Problem description: Copy all the data exactly, except the pictures.

(Extracted data entries)
------

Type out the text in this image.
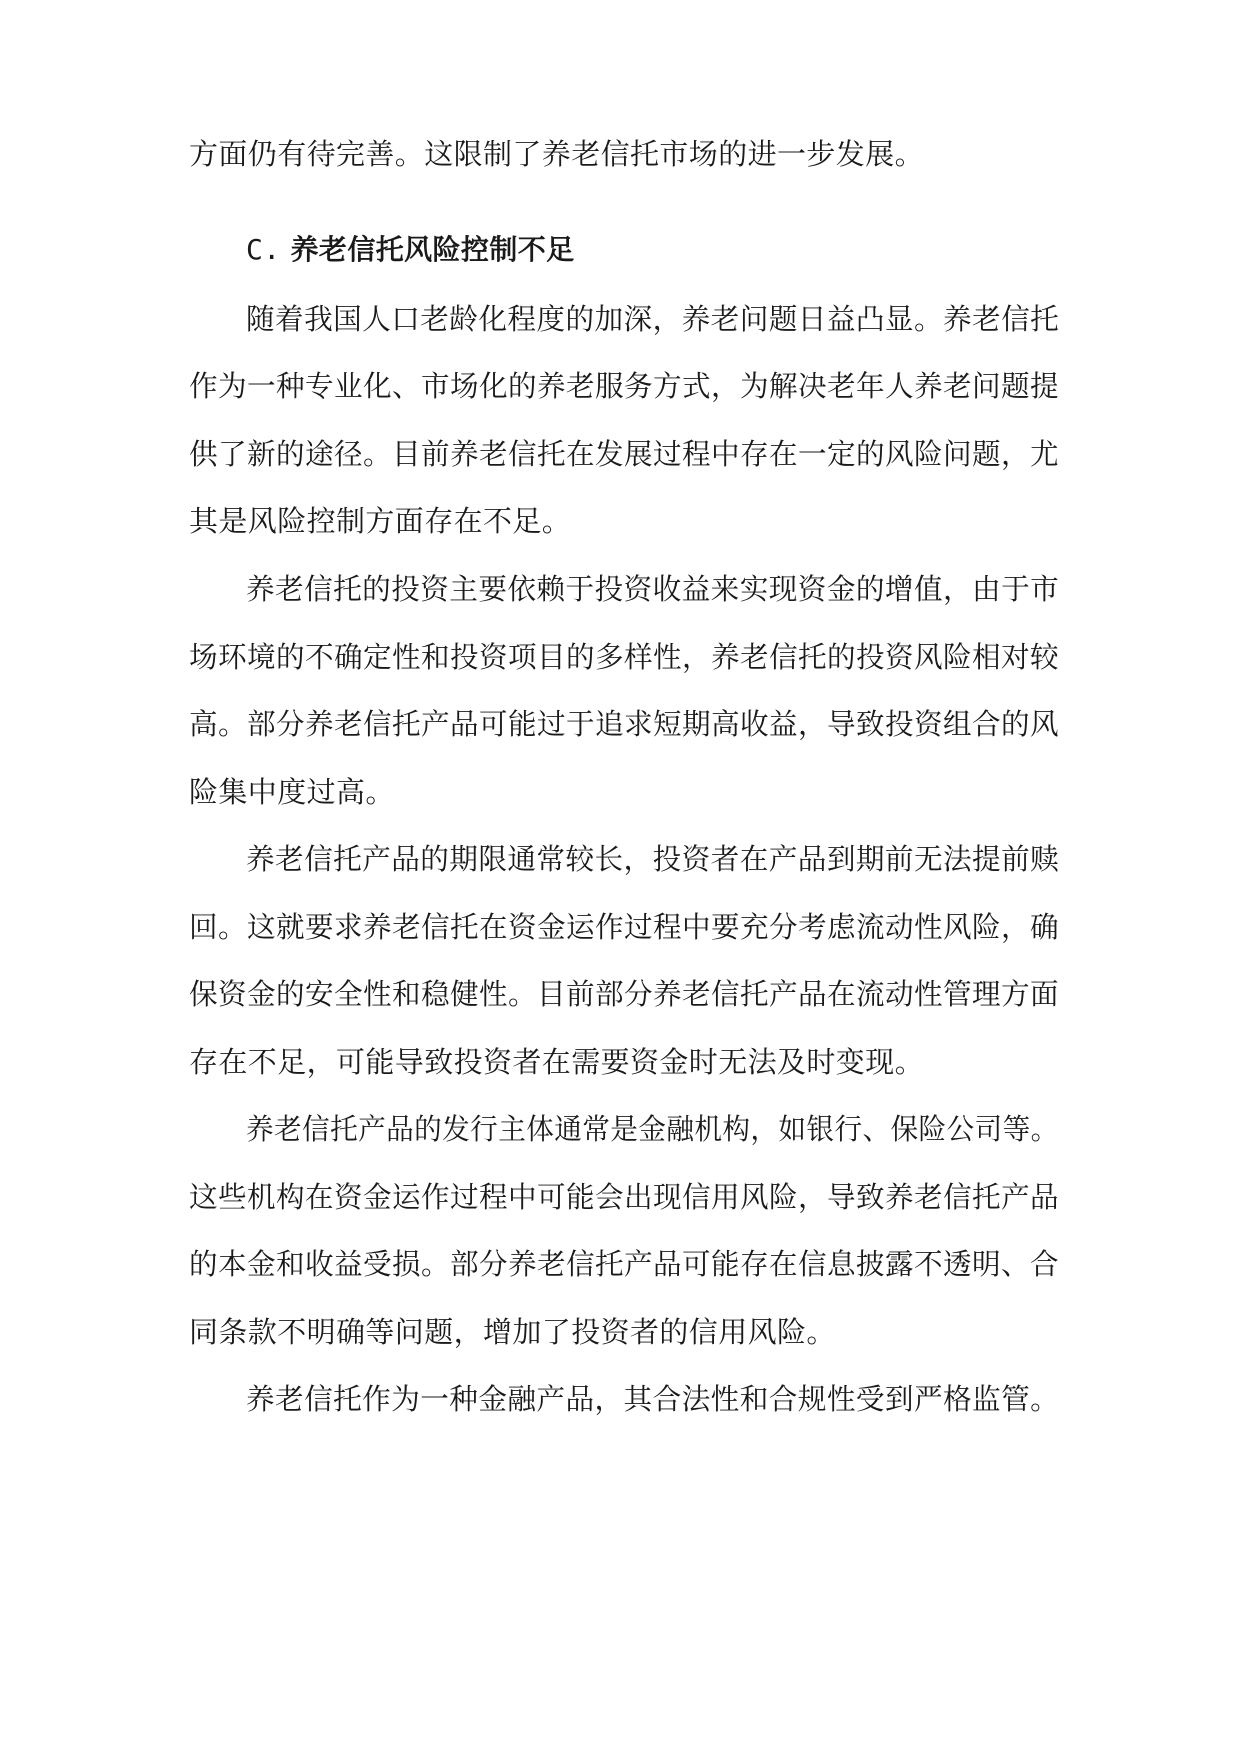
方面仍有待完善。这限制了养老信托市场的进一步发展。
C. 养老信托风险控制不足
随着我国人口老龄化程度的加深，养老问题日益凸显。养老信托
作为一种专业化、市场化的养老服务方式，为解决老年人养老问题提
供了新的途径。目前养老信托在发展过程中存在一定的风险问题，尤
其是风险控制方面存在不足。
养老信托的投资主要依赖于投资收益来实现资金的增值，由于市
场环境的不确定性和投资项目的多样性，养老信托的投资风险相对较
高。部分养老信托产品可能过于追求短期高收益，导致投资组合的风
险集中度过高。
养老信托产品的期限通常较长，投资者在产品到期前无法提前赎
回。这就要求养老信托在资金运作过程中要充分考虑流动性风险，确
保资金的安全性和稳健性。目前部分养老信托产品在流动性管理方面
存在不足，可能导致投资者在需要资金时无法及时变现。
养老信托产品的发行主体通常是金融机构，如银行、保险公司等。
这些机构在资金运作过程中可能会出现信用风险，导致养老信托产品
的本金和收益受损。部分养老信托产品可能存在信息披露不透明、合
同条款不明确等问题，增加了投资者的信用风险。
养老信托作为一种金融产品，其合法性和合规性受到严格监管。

------

Result for this task:
Type out the text in this image.
方面仍有待完善。这限制了养老信托市场的进一步发展。
C. 养老信托风险控制不足
随着我国人口老龄化程度的加深，养老问题日益凸显。养老信托
作为一种专业化、市场化的养老服务方式，为解决老年人养老问题提
供了新的途径。目前养老信托在发展过程中存在一定的风险问题，尤
其是风险控制方面存在不足。
养老信托的投资主要依赖于投资收益来实现资金的增值，由于市
场环境的不确定性和投资项目的多样性，养老信托的投资风险相对较
高。部分养老信托产品可能过于追求短期高收益，导致投资组合的风
险集中度过高。
养老信托产品的期限通常较长，投资者在产品到期前无法提前赎
回。这就要求养老信托在资金运作过程中要充分考虑流动性风险，确
保资金的安全性和稳健性。目前部分养老信托产品在流动性管理方面
存在不足，可能导致投资者在需要资金时无法及时变现。
养老信托产品的发行主体通常是金融机构，如银行、保险公司等。
这些机构在资金运作过程中可能会出现信用风险，导致养老信托产品
的本金和收益受损。部分养老信托产品可能存在信息披露不透明、合
同条款不明确等问题，增加了投资者的信用风险。
养老信托作为一种金融产品，其合法性和合规性受到严格监管。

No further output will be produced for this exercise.